» Exercise details:
Select lines where the word "phasig" appears.

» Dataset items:
-------
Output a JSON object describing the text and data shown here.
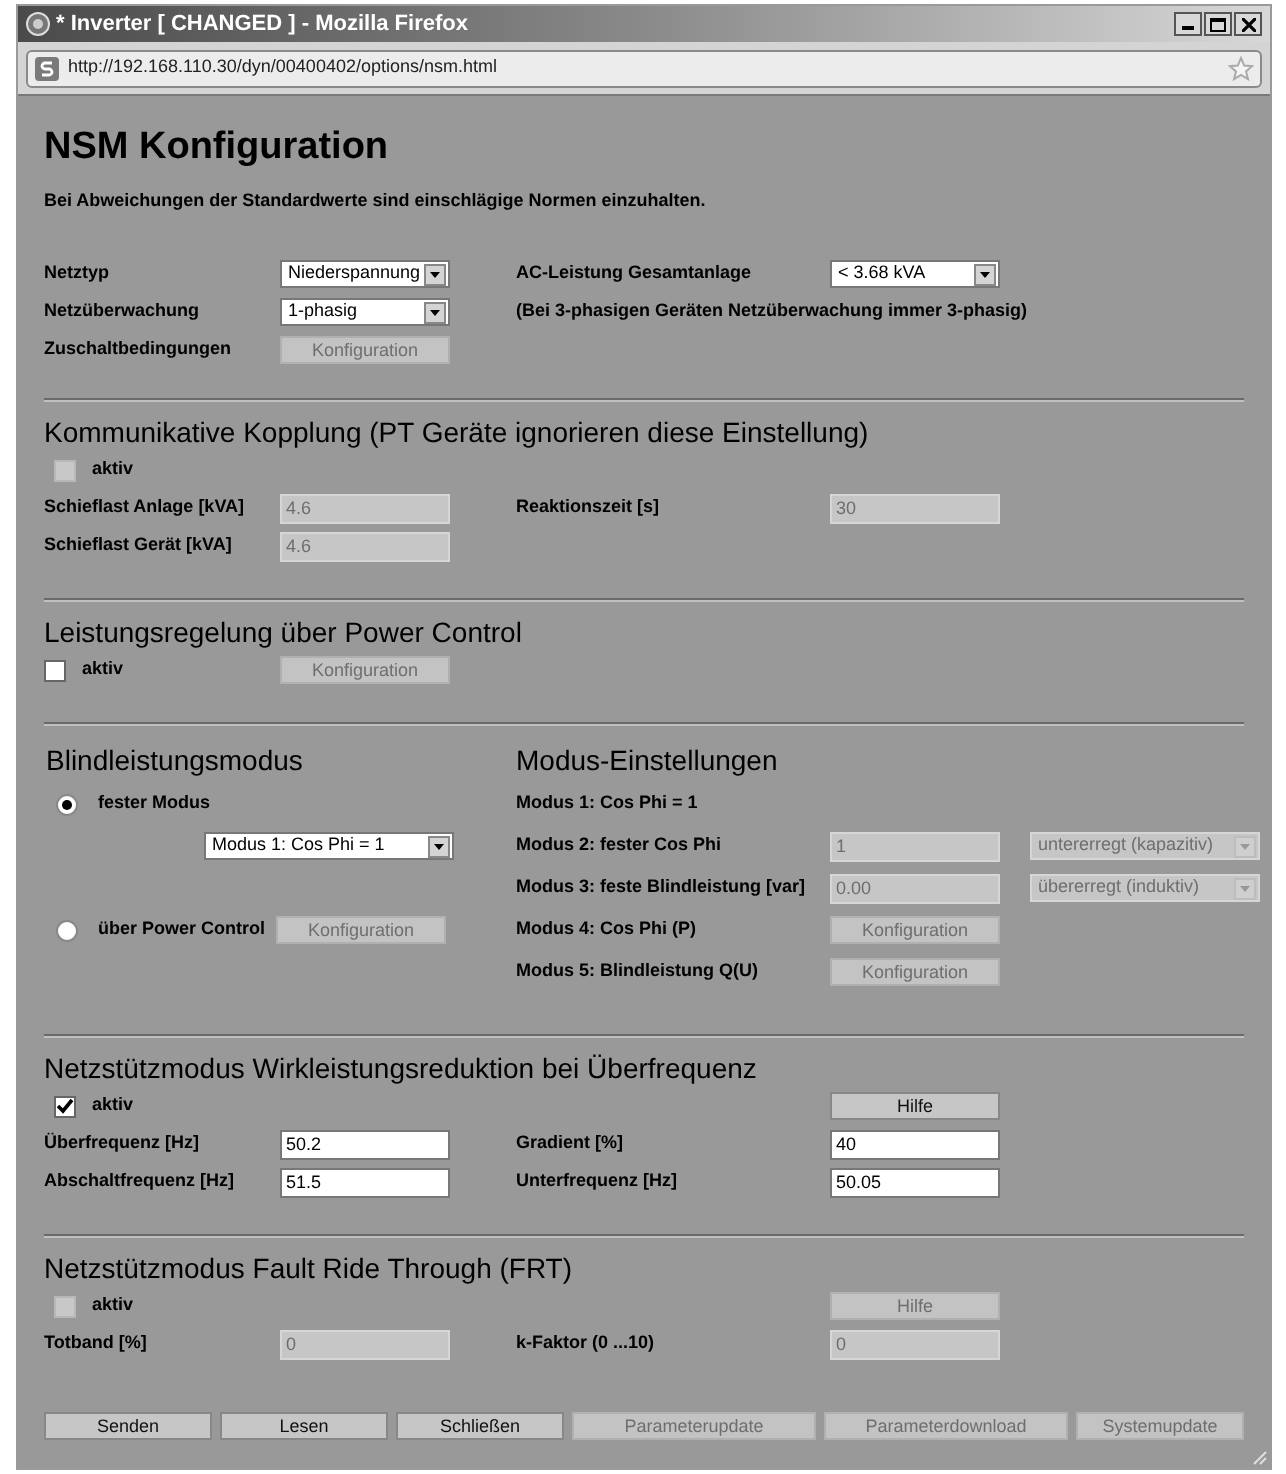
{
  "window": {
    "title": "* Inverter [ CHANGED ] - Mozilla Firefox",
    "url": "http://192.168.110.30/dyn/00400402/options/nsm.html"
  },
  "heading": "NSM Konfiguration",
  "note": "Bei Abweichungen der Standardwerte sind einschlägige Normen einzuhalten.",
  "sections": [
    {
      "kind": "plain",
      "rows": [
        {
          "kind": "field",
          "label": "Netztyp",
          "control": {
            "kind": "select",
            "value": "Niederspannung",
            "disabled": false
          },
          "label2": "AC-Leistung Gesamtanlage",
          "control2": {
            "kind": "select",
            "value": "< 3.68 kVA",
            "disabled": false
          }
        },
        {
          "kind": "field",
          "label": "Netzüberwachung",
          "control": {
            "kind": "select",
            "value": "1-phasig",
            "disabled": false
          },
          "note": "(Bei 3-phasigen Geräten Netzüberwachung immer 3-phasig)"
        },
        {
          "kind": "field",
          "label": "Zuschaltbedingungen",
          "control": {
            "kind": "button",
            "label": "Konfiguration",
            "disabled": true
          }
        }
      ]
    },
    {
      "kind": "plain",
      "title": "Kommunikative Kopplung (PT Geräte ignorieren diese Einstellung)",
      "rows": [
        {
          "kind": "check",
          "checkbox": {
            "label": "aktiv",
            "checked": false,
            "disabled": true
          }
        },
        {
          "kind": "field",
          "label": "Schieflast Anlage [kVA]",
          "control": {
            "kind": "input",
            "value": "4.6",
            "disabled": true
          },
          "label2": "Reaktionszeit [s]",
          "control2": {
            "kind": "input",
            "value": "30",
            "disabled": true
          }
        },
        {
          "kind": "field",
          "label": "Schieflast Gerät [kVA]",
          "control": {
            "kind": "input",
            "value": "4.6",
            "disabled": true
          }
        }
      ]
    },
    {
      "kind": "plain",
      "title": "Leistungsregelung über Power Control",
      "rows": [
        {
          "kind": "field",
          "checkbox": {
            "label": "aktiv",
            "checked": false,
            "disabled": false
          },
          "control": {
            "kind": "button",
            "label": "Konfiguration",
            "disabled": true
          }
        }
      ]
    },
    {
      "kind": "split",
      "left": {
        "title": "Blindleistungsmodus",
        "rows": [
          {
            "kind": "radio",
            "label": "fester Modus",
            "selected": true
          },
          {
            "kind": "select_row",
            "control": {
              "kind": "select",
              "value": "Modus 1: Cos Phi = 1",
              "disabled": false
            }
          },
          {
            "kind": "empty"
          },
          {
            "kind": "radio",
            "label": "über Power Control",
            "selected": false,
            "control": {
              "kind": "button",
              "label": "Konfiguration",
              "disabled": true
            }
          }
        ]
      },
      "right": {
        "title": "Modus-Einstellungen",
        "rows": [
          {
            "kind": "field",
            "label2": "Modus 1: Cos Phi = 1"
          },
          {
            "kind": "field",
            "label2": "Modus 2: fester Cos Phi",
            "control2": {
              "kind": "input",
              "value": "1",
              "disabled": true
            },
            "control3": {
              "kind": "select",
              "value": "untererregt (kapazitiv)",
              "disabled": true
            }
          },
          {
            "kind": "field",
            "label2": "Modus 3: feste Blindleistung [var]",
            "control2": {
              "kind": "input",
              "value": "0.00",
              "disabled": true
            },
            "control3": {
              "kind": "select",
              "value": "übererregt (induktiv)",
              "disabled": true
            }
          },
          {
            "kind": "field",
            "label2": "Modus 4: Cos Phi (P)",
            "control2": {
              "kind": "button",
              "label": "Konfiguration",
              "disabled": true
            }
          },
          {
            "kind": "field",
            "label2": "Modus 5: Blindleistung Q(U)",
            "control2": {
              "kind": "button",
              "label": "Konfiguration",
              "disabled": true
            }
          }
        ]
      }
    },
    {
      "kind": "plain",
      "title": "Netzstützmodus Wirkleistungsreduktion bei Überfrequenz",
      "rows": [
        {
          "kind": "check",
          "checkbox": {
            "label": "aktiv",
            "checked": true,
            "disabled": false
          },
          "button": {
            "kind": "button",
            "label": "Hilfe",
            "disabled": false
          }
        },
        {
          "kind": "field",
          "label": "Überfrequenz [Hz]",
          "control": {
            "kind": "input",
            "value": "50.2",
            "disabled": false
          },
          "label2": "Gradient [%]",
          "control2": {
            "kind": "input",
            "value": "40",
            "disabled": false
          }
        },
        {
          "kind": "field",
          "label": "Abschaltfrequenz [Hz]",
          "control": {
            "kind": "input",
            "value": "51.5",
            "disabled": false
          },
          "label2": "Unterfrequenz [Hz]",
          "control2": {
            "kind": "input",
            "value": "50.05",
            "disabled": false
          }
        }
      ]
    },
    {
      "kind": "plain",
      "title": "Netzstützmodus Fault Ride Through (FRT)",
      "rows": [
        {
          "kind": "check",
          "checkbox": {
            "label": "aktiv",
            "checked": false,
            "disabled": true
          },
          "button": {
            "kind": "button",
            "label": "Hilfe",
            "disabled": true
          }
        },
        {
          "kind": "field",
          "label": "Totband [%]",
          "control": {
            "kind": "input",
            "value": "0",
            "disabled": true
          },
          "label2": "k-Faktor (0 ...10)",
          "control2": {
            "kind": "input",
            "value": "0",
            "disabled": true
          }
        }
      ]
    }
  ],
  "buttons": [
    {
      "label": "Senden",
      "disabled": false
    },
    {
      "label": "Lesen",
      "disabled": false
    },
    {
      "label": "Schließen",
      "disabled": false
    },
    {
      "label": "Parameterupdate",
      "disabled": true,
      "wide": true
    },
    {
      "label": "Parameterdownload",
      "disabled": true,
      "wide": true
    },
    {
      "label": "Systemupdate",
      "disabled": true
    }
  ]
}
-------
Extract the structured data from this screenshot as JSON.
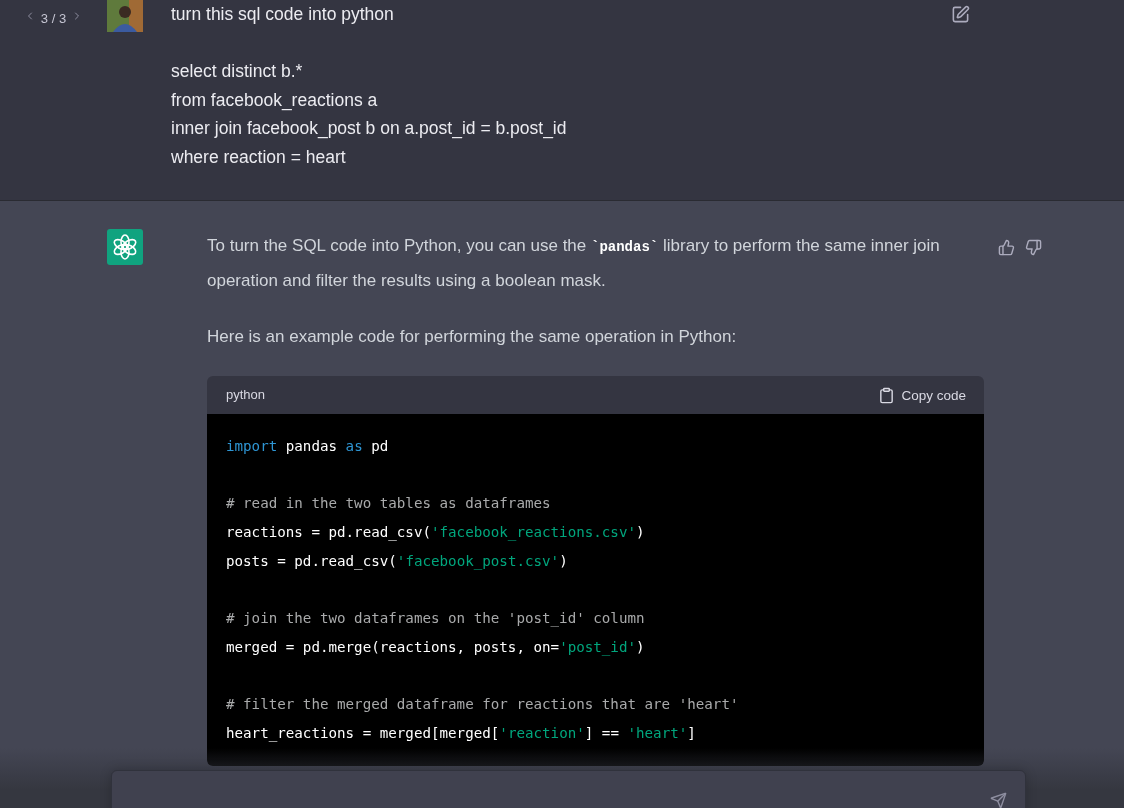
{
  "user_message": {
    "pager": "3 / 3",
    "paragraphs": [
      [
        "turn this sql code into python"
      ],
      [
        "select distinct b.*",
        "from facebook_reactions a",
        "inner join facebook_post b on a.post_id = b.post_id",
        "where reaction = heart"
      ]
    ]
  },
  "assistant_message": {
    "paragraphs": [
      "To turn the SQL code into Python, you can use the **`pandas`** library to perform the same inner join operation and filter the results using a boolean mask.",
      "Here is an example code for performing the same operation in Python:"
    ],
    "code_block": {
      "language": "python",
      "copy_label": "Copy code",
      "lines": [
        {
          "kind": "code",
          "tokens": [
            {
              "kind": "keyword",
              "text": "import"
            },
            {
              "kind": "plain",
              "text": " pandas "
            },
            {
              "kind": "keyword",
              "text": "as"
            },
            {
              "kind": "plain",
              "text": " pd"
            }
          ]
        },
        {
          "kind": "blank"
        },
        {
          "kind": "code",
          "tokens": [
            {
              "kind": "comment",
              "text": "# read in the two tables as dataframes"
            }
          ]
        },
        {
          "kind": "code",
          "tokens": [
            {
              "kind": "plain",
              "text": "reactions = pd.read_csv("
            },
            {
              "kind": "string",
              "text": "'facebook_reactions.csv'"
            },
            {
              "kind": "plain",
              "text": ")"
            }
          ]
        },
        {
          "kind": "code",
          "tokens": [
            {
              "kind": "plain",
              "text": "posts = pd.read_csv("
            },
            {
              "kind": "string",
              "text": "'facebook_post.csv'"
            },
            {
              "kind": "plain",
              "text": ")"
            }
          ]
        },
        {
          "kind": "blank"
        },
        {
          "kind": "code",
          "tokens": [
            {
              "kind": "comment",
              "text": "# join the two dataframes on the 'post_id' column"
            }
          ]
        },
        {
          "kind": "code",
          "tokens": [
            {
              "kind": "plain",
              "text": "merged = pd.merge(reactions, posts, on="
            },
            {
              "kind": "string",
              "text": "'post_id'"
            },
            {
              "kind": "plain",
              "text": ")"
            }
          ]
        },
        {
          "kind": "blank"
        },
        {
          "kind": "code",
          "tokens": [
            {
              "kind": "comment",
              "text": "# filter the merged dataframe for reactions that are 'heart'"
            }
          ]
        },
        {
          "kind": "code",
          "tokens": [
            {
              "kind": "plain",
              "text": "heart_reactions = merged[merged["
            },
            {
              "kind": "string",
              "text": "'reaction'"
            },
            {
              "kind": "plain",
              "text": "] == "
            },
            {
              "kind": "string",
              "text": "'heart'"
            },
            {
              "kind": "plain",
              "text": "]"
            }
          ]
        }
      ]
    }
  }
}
-------
» Solution below:
            "value": "1-phasig",
          "note": "(Bei 3-phasigen Geräten Netzüberwachung immer 3-phasig)"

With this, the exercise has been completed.